───── DATA LINES ─────

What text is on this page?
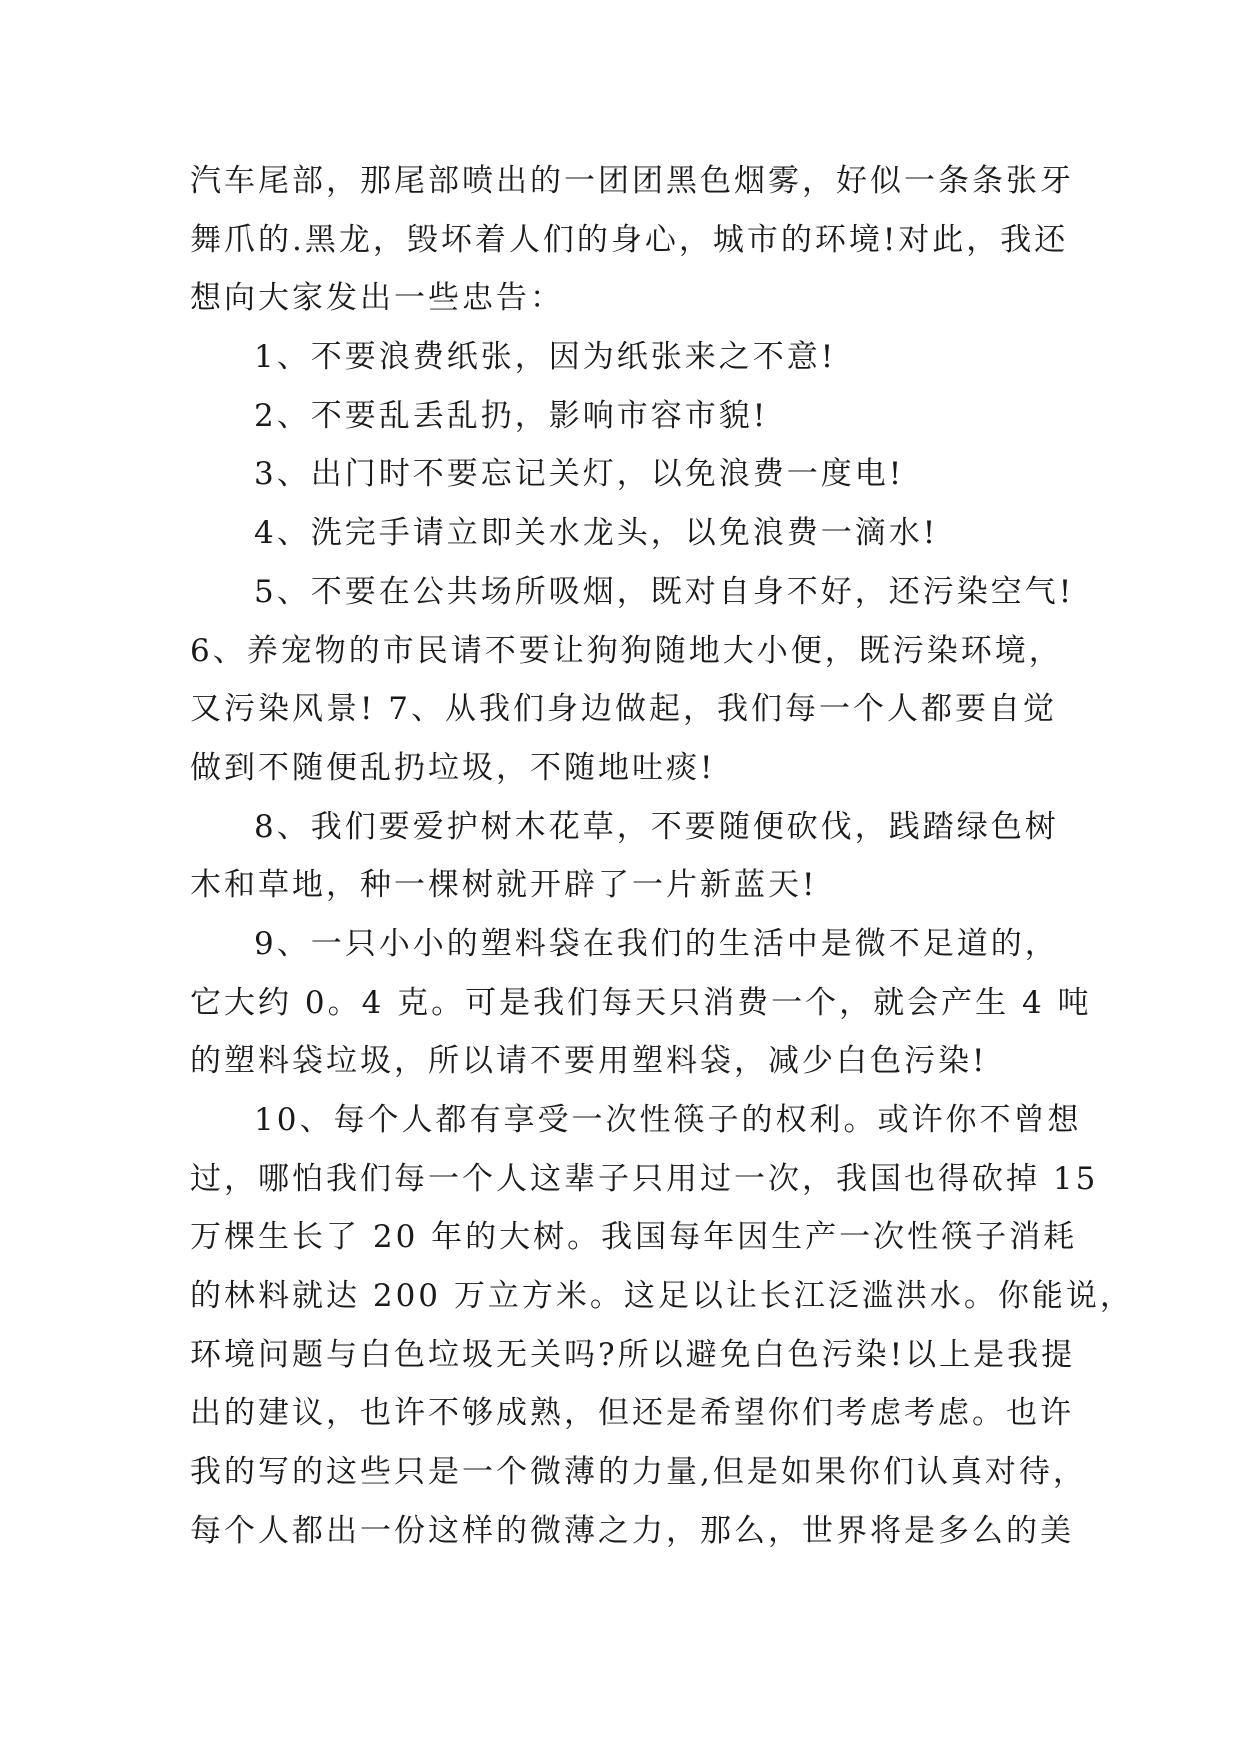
汽车尾部，那尾部喷出的一团团黑色烟雾，好似一条条张牙
舞爪的.黑龙，毁坏着人们的身心，城市的环境!对此，我还
想向大家发出一些忠告：
1、不要浪费纸张，因为纸张来之不意!
2、不要乱丢乱扔，影响市容市貌!
3、出门时不要忘记关灯，以免浪费一度电!
4、洗完手请立即关水龙头，以免浪费一滴水!
5、不要在公共场所吸烟，既对自身不好，还污染空气!
6、养宠物的市民请不要让狗狗随地大小便，既污染环境，
又污染风景! 7、从我们身边做起，我们每一个人都要自觉
做到不随便乱扔垃圾，不随地吐痰!
8、我们要爱护树木花草，不要随便砍伐，践踏绿色树
木和草地，种一棵树就开辟了一片新蓝天!
9、一只小小的塑料袋在我们的生活中是微不足道的，
它大约 0。4 克。可是我们每天只消费一个，就会产生 4 吨
的塑料袋垃圾，所以请不要用塑料袋，减少白色污染!
10、每个人都有享受一次性筷子的权利。或许你不曾想
过，哪怕我们每一个人这辈子只用过一次，我国也得砍掉 15
万棵生长了 20 年的大树。我国每年因生产一次性筷子消耗
的林料就达 200 万立方米。这足以让长江泛滥洪水。你能说，
环境问题与白色垃圾无关吗?所以避免白色污染!以上是我提
出的建议，也许不够成熟，但还是希望你们考虑考虑。也许
我的写的这些只是一个微薄的力量,但是如果你们认真对待，
每个人都出一份这样的微薄之力，那么，世界将是多么的美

─────

**TASK INSTRUCTIONS**
Your copy should match the records word for word, with the pictures removed.

**THE REPLY**
What text is on this page?
汽车尾部，那尾部喷出的一团团黑色烟雾，好似一条条张牙
舞爪的.黑龙，毁坏着人们的身心，城市的环境!对此，我还
想向大家发出一些忠告：
1、不要浪费纸张，因为纸张来之不意!
2、不要乱丢乱扔，影响市容市貌!
3、出门时不要忘记关灯，以免浪费一度电!
4、洗完手请立即关水龙头，以免浪费一滴水!
5、不要在公共场所吸烟，既对自身不好，还污染空气!
6、养宠物的市民请不要让狗狗随地大小便，既污染环境，
又污染风景! 7、从我们身边做起，我们每一个人都要自觉
做到不随便乱扔垃圾，不随地吐痰!
8、我们要爱护树木花草，不要随便砍伐，践踏绿色树
木和草地，种一棵树就开辟了一片新蓝天!
9、一只小小的塑料袋在我们的生活中是微不足道的，
它大约 0。4 克。可是我们每天只消费一个，就会产生 4 吨
的塑料袋垃圾，所以请不要用塑料袋，减少白色污染!
10、每个人都有享受一次性筷子的权利。或许你不曾想
过，哪怕我们每一个人这辈子只用过一次，我国也得砍掉 15
万棵生长了 20 年的大树。我国每年因生产一次性筷子消耗
的林料就达 200 万立方米。这足以让长江泛滥洪水。你能说，
环境问题与白色垃圾无关吗?所以避免白色污染!以上是我提
出的建议，也许不够成熟，但还是希望你们考虑考虑。也许
我的写的这些只是一个微薄的力量,但是如果你们认真对待，
每个人都出一份这样的微薄之力，那么，世界将是多么的美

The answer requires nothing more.